## The task
Exclude the pictures and reproduce the remaining data exactly as written.

## Dataset items
++++++++++
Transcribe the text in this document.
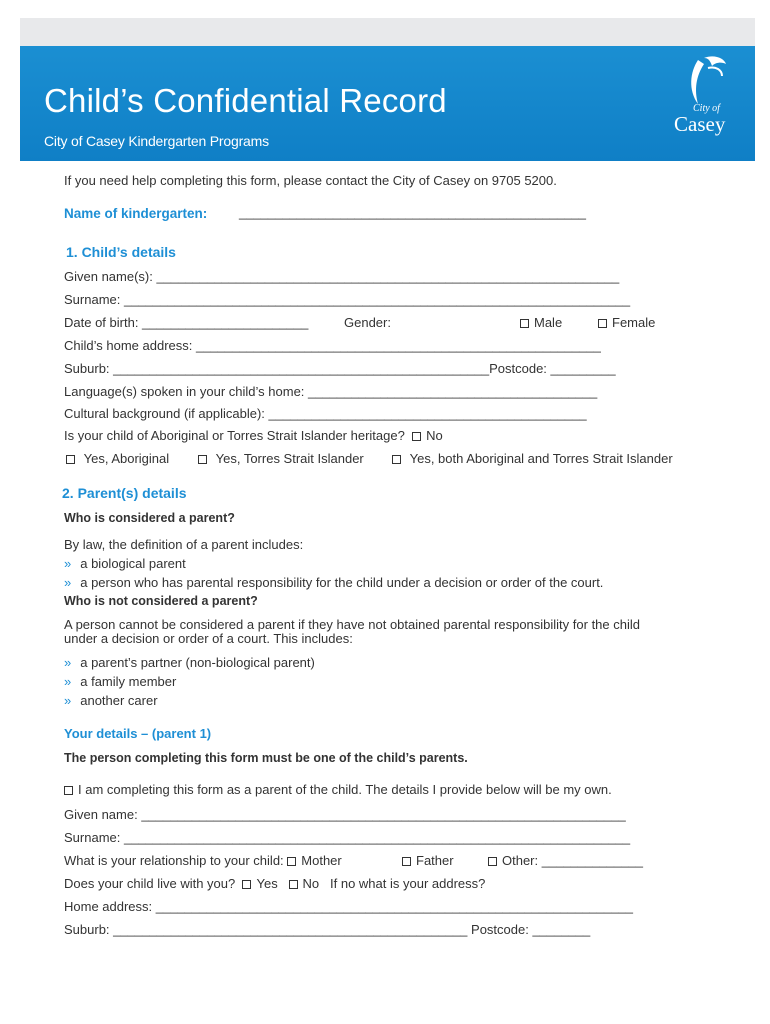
Child’s Confidential Record
City of Casey Kindergarten Programs
City of
Casey
If you need help completing this form, please contact the City of Casey on 9705 5200.
Name of kindergarten: ________________________________________________
1. Child’s details
Given name(s): ________________________________________________________________
Surname: ______________________________________________________________________
Date of birth: _______________________	Gender:	Male	Female
Child’s home address: ________________________________________________________
Suburb: ____________________________________________________Postcode: _________
Language(s) spoken in your child’s home: ________________________________________
Cultural background (if applicable): ____________________________________________
Is your child of Aboriginal or Torres Strait Islander heritage? No
Yes, Aboriginal	Yes, Torres Strait Islander	Yes, both Aboriginal and Torres Strait Islander
2. Parent(s) details
Who is considered a parent?
By law, the definition of a parent includes:
» a biological parent
» a person who has parental responsibility for the child under a decision or order of the court.
Who is not considered a parent?
A person cannot be considered a parent if they have not obtained parental responsibility for the child
under a decision or order of a court. This includes:
» a parent’s partner (non-biological parent)
» a family member
» another carer
Your details – (parent 1)
The person completing this form must be one of the child’s parents.
I am completing this form as a parent of the child. The details I provide below will be my own.
Given name: ___________________________________________________________________
Surname: ______________________________________________________________________
What is your relationship to your child: Mother	Father	Other: ______________
Does your child live with you? Yes No If no what is your address?
Home address: __________________________________________________________________
Suburb: _________________________________________________ Postcode: ________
++++++++++
## Correct output
Transcribe the text in this document.
Child’s Confidential Record
City of Casey Kindergarten Programs
City of
Casey
If you need help completing this form, please contact the City of Casey on 9705 5200.
Name of kindergarten: ________________________________________________
1. Child’s details
Given name(s): ________________________________________________________________
Surname: ______________________________________________________________________
Date of birth: _______________________	Gender:	Male	Female
Child’s home address: ________________________________________________________
Suburb: ____________________________________________________Postcode: _________
Language(s) spoken in your child’s home: ________________________________________
Cultural background (if applicable): ____________________________________________
Is your child of Aboriginal or Torres Strait Islander heritage? No
Yes, Aboriginal	Yes, Torres Strait Islander	Yes, both Aboriginal and Torres Strait Islander
2. Parent(s) details
Who is considered a parent?
By law, the definition of a parent includes:
» a biological parent
» a person who has parental responsibility for the child under a decision or order of the court.
Who is not considered a parent?
A person cannot be considered a parent if they have not obtained parental responsibility for the child
under a decision or order of a court. This includes:
» a parent’s partner (non-biological parent)
» a family member
» another carer
Your details – (parent 1)
The person completing this form must be one of the child’s parents.
I am completing this form as a parent of the child. The details I provide below will be my own.
Given name: ___________________________________________________________________
Surname: ______________________________________________________________________
What is your relationship to your child: Mother	Father	Other: ______________
Does your child live with you? Yes No If no what is your address?
Home address: __________________________________________________________________
Suburb: _________________________________________________ Postcode: ________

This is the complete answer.